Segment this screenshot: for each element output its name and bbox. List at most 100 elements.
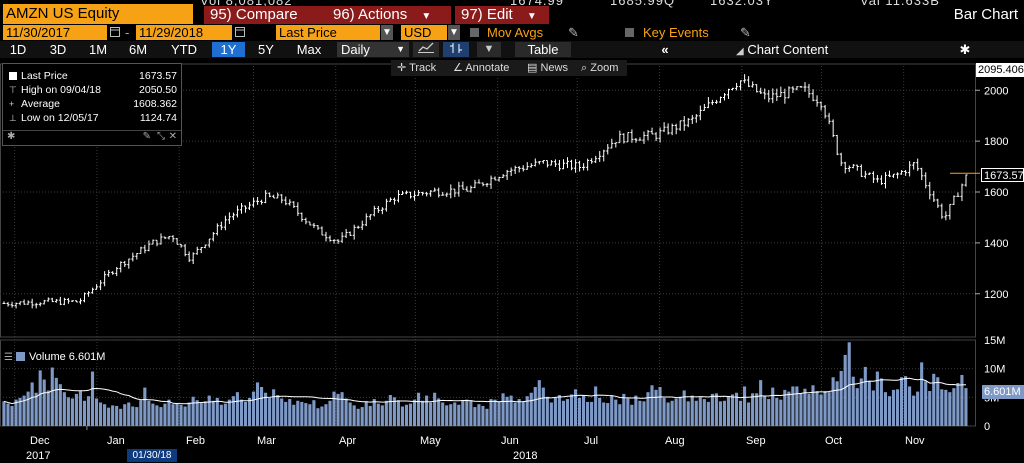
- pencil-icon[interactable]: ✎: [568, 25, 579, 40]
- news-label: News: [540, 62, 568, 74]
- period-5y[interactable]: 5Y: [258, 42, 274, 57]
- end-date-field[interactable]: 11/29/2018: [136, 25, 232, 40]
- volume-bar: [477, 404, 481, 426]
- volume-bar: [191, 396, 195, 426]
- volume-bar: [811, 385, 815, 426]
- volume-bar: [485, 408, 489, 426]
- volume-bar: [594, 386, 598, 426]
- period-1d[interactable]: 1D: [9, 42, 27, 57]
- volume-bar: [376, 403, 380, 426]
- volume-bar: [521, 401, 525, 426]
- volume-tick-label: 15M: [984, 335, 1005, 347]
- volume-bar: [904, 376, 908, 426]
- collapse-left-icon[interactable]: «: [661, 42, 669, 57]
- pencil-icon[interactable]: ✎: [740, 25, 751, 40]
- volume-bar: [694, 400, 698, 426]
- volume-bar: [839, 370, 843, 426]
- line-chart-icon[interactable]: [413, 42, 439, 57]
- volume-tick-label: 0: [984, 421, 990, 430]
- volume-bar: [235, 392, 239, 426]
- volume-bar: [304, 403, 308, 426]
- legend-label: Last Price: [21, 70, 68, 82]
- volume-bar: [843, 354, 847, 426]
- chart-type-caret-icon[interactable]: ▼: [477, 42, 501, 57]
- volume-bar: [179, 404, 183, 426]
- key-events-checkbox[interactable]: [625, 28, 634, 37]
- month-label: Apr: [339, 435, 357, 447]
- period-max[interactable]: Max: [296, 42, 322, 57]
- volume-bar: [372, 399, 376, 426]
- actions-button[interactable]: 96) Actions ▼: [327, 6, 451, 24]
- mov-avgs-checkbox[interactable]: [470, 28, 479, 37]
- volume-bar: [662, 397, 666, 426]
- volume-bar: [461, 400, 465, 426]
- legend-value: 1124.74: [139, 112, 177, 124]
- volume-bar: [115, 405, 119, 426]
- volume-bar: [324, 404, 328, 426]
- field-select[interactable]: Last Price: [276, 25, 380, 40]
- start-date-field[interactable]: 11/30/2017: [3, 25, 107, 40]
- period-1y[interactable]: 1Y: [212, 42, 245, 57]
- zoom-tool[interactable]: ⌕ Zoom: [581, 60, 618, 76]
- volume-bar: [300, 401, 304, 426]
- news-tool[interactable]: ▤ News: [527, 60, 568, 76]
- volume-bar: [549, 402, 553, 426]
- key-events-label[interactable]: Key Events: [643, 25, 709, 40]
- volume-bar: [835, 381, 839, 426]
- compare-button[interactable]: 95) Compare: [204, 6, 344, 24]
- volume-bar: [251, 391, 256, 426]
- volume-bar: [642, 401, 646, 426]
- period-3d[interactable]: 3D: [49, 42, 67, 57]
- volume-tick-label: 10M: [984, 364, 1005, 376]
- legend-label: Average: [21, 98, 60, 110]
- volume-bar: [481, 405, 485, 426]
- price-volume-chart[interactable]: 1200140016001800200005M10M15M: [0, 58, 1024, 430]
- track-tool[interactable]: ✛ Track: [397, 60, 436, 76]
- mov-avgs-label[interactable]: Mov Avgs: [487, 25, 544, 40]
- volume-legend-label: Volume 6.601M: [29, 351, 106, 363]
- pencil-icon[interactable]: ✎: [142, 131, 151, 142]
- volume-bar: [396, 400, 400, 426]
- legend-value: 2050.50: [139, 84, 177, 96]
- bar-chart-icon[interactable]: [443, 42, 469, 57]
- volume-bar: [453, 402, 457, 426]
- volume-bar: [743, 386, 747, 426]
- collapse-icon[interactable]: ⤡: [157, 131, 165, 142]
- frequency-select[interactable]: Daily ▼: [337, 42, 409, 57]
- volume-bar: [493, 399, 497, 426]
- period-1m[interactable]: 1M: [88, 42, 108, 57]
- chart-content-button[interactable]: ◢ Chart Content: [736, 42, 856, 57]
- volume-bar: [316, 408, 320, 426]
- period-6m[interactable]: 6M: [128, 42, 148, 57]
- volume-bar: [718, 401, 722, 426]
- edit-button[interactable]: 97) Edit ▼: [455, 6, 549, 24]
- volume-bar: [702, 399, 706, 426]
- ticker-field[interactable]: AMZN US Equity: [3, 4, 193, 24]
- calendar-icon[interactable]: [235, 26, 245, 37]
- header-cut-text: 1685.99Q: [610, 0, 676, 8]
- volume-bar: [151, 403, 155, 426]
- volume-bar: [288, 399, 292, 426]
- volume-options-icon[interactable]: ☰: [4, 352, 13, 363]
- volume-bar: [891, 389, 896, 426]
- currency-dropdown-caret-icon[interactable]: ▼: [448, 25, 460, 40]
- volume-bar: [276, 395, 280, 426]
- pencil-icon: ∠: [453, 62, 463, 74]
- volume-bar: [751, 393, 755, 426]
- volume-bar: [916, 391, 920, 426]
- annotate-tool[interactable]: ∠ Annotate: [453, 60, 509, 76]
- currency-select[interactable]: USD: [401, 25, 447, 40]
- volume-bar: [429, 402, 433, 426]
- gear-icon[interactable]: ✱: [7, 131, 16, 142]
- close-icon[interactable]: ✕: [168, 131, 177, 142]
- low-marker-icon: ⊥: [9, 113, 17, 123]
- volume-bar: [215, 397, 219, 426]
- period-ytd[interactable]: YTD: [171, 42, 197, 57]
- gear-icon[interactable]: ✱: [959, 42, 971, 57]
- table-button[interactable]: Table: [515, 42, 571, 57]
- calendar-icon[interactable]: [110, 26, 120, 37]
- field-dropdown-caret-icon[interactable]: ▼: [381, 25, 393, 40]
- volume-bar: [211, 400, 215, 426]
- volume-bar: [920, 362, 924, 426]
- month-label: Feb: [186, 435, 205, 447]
--------------------------------------------------
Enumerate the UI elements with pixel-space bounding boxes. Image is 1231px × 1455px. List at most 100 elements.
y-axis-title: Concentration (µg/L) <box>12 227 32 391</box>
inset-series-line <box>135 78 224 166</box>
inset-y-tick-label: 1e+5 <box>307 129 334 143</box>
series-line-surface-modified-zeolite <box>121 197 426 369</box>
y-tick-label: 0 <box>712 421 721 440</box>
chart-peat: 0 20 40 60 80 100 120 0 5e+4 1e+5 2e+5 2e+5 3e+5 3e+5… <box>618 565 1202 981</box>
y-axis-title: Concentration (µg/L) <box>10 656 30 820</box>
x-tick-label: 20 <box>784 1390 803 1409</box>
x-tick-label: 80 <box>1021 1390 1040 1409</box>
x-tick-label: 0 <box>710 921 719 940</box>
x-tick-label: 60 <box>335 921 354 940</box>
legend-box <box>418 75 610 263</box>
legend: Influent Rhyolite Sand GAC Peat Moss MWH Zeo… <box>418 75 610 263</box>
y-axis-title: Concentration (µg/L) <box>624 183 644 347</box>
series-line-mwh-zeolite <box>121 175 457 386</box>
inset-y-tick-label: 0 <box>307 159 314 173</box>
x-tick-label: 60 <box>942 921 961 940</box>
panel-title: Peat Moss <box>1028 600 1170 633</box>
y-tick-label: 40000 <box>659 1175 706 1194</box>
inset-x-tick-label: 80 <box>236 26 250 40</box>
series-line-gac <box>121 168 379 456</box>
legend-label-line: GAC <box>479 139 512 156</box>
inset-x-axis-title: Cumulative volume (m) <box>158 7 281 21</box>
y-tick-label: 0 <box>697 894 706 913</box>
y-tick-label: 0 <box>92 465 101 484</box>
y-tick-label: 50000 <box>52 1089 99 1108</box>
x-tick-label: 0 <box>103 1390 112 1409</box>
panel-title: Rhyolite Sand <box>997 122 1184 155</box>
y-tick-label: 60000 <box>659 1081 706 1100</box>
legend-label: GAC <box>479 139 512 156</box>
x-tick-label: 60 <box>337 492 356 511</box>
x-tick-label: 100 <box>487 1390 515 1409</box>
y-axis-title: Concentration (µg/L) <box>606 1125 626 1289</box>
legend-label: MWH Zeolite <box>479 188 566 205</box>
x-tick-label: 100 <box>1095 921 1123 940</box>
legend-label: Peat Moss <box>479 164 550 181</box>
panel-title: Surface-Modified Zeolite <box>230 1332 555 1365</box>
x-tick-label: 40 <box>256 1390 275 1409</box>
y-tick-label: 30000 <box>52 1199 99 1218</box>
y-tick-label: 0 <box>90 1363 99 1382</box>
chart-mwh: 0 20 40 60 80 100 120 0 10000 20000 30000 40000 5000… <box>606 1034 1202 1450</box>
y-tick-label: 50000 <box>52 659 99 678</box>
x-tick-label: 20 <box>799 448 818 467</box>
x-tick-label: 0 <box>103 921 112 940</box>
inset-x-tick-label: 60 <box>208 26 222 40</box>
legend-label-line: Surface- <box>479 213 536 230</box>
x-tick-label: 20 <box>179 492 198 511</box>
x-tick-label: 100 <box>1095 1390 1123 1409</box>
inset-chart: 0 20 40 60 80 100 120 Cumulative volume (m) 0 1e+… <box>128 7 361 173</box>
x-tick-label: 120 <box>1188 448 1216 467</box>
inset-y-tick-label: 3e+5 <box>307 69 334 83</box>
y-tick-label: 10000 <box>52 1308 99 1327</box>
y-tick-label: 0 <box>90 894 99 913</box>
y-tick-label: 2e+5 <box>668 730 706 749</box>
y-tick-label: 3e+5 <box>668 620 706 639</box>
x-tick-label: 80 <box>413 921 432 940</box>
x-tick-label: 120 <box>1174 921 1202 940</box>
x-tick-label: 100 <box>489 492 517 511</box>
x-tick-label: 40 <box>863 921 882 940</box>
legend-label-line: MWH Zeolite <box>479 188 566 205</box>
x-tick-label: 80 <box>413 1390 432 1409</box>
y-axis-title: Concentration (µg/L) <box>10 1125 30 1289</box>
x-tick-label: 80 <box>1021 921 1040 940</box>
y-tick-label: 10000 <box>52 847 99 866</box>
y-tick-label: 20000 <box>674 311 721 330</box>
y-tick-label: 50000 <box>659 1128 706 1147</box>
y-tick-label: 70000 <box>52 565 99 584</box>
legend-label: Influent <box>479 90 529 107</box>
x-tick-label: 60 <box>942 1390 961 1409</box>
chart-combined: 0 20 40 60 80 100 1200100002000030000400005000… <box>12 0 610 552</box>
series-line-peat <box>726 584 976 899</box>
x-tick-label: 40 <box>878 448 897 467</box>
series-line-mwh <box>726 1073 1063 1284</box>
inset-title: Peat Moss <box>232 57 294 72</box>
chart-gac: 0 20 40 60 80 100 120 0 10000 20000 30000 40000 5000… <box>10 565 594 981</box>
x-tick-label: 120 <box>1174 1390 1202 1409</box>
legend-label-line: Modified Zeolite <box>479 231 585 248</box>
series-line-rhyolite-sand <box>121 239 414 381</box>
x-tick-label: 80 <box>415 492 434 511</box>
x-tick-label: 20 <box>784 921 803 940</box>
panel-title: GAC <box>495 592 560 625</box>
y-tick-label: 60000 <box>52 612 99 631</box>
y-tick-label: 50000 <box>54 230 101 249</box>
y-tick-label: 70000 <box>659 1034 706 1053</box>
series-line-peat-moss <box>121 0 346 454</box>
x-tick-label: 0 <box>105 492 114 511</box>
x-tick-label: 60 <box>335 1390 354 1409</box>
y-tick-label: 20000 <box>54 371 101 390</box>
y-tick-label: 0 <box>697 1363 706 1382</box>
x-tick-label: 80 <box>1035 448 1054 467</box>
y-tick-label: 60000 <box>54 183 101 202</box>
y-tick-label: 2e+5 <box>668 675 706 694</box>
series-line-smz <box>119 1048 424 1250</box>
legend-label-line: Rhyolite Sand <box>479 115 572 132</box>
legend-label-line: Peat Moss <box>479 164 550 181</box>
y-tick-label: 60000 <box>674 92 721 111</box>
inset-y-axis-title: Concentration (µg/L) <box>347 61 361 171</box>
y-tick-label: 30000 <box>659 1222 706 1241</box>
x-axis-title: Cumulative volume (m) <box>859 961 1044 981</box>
--------------------------------------------------
The request: Begin at the line that contains "Enumerate the UI" and stop after the line that contains "legend: Influent Rhyolite". Reproduce only those rows, changing each "x-tick-label" to "horizontal-tick-label" and leaving everything else as it stands.

Answer to this task:
Enumerate the UI elements with pixel-space bounding boxes. Image is 1231px × 1455px. List at most 100 elements.
y-axis-title: Concentration (µg/L) <box>12 227 32 391</box>
inset-series-line <box>135 78 224 166</box>
inset-y-tick-label: 1e+5 <box>307 129 334 143</box>
series-line-surface-modified-zeolite <box>121 197 426 369</box>
y-tick-label: 0 <box>712 421 721 440</box>
chart-peat: 0 20 40 60 80 100 120 0 5e+4 1e+5 2e+5 2e+5 3e+5 3e+5… <box>618 565 1202 981</box>
y-axis-title: Concentration (µg/L) <box>10 656 30 820</box>
horizontal-tick-label: 20 <box>784 1390 803 1409</box>
horizontal-tick-label: 80 <box>1021 1390 1040 1409</box>
horizontal-tick-label: 0 <box>710 921 719 940</box>
horizontal-tick-label: 60 <box>335 921 354 940</box>
legend-box <box>418 75 610 263</box>
legend: Influent Rhyolite Sand GAC Peat Moss MWH Zeo… <box>418 75 610 263</box>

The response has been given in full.